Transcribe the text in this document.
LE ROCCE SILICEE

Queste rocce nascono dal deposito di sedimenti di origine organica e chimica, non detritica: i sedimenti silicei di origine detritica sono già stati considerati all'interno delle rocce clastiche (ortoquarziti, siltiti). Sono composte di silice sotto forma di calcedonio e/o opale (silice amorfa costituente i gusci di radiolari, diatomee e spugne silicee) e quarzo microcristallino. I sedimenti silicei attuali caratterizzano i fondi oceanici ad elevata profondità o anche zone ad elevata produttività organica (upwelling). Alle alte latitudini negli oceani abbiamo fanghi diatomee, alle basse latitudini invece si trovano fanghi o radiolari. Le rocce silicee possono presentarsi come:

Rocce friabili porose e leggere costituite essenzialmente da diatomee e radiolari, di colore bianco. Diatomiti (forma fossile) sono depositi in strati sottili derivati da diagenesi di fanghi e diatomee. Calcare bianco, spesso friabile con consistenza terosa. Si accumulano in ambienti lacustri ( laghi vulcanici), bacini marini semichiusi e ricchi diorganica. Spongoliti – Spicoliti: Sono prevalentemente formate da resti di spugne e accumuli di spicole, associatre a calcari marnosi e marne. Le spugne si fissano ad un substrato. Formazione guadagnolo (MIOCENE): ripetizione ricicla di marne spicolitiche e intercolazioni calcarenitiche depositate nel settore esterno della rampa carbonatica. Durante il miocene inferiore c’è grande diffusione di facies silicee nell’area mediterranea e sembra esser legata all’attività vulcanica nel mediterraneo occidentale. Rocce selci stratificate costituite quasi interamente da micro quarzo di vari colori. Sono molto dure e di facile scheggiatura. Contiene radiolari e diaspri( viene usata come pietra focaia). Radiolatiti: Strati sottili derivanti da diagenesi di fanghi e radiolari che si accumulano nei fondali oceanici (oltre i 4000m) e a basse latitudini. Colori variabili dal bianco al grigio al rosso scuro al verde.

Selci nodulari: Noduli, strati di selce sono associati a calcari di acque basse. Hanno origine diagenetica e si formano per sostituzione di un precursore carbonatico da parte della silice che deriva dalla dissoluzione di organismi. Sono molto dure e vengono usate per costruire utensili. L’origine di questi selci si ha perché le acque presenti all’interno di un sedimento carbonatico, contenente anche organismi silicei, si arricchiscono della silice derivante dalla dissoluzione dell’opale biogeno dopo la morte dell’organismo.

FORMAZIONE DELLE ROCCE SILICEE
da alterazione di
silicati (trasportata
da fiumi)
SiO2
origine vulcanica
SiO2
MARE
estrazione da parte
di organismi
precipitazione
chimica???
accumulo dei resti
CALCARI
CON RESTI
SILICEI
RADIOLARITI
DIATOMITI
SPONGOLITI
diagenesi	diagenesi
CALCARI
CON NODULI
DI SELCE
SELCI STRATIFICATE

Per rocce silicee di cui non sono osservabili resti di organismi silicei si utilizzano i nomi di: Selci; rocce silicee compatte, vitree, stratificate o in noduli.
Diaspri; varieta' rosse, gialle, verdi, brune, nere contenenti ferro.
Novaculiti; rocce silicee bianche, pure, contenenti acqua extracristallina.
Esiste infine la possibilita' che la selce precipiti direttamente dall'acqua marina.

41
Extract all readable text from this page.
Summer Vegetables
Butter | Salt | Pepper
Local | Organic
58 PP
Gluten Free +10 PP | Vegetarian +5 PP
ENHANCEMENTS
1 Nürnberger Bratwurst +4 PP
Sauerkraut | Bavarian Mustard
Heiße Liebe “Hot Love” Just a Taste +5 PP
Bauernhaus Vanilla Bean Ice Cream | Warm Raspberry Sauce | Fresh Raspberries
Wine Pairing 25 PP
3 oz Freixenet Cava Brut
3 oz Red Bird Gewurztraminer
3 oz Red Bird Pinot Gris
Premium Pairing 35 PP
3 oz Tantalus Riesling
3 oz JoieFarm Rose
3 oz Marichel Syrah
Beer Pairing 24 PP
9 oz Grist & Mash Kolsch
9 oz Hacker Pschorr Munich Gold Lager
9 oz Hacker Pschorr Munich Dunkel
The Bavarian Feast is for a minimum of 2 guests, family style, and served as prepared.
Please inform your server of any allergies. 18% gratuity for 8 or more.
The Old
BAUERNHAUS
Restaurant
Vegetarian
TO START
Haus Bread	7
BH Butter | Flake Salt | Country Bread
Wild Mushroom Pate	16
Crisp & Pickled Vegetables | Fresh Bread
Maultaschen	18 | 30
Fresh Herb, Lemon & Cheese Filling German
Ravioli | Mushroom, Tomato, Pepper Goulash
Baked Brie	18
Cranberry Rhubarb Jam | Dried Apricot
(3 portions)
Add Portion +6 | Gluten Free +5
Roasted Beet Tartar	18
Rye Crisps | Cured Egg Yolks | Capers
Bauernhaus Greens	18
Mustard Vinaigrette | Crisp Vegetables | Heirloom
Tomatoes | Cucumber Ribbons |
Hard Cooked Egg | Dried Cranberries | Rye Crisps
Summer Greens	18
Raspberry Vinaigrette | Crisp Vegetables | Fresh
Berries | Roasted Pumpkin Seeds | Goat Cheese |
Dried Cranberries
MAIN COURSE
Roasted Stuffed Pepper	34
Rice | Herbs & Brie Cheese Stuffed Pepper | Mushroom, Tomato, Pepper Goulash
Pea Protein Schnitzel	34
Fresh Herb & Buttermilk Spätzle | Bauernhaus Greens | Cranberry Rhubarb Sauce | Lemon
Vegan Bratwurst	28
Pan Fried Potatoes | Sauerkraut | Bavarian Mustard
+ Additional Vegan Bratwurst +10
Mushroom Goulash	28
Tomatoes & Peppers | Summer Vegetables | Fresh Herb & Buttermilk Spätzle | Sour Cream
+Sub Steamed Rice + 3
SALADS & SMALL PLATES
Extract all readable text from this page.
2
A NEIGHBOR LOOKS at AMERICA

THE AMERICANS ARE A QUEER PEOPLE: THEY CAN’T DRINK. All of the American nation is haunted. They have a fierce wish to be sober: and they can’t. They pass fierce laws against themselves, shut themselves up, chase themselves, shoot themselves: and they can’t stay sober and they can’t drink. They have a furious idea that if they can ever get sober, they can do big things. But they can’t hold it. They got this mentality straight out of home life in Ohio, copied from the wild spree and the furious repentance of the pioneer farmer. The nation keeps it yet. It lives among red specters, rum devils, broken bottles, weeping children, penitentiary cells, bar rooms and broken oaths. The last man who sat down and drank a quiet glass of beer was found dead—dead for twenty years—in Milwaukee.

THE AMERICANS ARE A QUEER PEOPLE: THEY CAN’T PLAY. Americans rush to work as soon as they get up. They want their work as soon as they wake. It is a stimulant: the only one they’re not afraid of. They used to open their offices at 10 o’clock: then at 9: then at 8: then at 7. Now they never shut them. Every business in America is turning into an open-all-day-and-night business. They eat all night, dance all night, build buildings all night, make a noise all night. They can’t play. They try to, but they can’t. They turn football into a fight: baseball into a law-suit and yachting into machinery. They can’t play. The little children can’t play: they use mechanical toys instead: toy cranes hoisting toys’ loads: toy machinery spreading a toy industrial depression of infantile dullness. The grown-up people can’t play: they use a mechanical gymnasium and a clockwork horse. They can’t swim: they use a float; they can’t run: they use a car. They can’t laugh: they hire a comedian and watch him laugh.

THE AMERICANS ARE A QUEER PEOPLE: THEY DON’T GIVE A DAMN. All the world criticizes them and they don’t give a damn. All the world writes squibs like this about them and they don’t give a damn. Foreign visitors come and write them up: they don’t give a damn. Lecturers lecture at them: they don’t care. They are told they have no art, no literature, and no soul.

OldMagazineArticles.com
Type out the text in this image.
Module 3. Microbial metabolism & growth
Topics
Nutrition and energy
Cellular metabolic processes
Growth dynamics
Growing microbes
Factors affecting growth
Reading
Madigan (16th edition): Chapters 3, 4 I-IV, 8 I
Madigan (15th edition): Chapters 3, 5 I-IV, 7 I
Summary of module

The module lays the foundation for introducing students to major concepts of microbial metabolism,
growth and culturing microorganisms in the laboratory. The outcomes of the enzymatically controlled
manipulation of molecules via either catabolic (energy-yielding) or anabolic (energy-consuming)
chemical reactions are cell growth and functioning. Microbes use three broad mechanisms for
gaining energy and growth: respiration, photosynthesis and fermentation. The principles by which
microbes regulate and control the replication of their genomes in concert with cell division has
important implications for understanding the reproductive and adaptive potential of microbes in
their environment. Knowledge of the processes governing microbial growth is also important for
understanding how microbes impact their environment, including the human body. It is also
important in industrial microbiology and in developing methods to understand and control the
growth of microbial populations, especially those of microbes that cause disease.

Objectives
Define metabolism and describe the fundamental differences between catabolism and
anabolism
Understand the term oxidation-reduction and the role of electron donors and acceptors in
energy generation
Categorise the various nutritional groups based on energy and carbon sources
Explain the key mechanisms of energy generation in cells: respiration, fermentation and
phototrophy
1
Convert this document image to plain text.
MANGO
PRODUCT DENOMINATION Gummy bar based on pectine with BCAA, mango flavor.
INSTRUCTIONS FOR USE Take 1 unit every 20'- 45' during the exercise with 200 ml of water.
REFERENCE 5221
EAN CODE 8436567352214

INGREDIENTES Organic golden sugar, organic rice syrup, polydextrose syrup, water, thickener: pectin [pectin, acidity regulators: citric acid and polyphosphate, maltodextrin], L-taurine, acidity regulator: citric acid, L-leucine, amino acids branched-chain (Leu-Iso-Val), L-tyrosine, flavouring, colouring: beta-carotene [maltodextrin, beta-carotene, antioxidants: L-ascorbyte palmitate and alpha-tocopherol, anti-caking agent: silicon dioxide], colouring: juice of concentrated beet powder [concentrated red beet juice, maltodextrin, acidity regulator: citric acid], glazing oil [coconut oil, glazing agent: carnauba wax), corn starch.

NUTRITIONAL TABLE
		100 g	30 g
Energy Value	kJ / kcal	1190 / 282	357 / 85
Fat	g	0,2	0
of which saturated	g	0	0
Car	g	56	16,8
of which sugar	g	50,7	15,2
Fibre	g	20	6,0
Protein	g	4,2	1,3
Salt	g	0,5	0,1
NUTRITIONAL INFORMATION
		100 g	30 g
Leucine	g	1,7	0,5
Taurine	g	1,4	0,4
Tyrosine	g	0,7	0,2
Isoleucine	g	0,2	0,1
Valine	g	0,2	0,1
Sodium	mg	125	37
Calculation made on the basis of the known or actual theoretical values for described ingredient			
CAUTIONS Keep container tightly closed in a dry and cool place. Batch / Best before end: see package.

> **How to complete this task**
Copy out each line of the data where the string "metabolism" appears.

> **Result for this exercise**
Module 3. Microbial metabolism & growth
The module lays the foundation for introducing students to major concepts of microbial metabolism,
Define metabolism and describe the fundamental differences between catabolism and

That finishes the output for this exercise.